__SUPPLIED ENTRIES__:
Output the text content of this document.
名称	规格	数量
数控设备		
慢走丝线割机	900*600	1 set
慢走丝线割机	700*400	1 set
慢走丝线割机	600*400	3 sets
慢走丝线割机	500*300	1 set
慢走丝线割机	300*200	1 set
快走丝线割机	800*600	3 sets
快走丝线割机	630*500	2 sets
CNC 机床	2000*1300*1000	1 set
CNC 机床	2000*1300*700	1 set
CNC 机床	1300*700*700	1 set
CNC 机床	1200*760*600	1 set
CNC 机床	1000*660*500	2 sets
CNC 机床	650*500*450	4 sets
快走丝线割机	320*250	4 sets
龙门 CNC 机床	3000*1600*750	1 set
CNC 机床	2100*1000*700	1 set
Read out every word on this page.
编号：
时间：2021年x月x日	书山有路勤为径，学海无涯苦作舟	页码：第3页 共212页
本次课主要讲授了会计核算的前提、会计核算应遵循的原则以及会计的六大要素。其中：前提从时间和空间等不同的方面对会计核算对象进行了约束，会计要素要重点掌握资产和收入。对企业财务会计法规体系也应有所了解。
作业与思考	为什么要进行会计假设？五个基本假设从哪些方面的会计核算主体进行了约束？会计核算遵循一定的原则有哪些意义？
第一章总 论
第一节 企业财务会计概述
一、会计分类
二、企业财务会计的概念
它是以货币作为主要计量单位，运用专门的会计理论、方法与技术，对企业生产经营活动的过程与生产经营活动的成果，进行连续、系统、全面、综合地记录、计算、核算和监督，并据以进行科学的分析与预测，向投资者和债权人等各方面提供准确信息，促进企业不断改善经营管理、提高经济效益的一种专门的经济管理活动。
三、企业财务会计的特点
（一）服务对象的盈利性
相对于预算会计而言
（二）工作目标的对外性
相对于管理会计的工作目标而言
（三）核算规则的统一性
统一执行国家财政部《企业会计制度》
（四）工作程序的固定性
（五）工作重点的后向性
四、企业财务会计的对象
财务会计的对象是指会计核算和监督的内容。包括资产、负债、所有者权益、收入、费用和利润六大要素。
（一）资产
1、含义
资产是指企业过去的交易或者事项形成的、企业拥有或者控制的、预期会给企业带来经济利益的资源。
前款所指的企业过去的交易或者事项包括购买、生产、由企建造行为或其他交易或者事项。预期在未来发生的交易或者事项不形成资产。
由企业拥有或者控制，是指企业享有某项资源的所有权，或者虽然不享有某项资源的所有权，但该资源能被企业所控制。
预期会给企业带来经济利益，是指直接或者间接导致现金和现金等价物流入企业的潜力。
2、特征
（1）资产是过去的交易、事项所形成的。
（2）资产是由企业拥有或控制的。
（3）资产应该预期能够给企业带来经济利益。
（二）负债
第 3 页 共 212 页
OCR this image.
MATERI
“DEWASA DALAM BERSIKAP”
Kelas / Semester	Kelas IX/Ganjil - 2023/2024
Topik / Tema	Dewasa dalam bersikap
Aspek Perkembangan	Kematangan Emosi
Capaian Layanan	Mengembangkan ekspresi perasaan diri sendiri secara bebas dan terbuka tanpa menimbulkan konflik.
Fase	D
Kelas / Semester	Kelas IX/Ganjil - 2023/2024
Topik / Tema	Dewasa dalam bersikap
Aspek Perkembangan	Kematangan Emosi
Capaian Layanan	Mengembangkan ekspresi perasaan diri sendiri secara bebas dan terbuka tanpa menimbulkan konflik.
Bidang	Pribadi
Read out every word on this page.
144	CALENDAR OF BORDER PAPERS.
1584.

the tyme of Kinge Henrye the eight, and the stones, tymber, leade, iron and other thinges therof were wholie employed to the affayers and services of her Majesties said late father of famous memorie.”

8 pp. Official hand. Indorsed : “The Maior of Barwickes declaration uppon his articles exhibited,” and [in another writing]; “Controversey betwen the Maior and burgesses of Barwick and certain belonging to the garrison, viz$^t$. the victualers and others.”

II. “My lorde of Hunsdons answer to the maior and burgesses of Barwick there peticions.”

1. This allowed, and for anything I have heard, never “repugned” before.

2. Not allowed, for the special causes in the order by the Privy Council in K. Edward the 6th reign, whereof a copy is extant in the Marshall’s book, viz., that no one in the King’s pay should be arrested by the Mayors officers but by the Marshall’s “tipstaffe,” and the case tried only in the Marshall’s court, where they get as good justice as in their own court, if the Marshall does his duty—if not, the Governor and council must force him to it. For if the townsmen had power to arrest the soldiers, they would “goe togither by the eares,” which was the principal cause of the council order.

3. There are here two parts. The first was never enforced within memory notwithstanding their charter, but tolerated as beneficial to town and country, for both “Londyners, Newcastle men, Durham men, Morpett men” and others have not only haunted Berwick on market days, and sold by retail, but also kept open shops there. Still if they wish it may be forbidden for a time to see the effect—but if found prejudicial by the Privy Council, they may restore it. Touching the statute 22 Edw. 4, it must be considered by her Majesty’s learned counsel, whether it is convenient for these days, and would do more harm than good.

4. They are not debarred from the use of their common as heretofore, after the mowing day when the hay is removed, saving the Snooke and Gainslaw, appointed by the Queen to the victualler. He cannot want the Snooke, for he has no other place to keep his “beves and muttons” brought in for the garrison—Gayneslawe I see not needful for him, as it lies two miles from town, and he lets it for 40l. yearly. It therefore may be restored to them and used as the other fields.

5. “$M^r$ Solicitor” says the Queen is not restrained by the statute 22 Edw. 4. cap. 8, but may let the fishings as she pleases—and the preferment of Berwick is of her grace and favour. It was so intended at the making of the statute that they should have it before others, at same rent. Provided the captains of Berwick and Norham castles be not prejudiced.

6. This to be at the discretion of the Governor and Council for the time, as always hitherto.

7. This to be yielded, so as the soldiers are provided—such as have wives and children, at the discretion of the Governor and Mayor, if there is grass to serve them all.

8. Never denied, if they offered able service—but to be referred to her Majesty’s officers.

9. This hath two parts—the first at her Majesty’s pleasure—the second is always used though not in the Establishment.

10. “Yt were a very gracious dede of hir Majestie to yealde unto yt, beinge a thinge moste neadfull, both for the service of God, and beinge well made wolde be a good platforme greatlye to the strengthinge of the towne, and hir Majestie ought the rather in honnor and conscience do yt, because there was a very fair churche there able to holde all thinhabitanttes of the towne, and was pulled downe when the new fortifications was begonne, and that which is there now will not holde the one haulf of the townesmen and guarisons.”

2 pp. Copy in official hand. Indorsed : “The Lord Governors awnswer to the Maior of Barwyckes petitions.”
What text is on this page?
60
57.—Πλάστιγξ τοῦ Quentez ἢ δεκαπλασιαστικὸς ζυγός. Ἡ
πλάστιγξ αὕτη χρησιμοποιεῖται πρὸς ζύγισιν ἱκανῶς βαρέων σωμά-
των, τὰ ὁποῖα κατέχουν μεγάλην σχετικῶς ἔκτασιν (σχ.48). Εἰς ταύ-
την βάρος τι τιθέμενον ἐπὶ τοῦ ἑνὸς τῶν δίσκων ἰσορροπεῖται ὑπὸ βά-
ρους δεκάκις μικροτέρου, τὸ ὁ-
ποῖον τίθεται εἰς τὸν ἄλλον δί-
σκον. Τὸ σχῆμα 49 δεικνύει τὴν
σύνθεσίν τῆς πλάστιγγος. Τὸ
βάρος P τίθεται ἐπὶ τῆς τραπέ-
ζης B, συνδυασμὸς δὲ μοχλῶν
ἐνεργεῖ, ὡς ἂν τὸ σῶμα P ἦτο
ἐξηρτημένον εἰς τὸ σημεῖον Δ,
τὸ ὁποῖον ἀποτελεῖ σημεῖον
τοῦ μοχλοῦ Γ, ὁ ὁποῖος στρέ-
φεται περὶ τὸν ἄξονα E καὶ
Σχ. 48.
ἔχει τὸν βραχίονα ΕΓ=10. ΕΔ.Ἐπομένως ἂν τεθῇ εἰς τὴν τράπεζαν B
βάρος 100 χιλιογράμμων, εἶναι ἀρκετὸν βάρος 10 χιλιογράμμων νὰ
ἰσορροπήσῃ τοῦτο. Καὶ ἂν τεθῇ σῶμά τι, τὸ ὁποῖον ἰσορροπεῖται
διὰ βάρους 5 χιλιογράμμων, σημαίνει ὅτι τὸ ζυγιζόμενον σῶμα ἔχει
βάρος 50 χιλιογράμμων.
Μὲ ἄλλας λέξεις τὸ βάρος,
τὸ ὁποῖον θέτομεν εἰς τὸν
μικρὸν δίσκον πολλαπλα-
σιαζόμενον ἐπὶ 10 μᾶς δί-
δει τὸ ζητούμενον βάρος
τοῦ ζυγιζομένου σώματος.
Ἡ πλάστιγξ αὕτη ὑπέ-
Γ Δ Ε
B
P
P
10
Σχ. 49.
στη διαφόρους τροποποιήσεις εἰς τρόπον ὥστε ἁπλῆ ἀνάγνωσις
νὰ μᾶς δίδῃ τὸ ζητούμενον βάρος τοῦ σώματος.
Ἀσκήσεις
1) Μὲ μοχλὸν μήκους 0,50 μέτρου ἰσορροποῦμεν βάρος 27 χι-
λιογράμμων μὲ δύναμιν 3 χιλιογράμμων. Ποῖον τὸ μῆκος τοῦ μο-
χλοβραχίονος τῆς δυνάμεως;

__EXERCISE GOAL__:
Pick out the lines above containing the word "ὁποῖον", then copy them.

__CORRECT RESPONSE__:
τὸ ὁποῖον ἀποτελεῖ σημεῖον
ἰσορροπήσῃ τοῦτο. Καὶ ἂν τεθῇ σῶμά τι, τὸ ὁποῖον ἰσορροπεῖται
τὸ ὁποῖον θέτομεν εἰς τὸν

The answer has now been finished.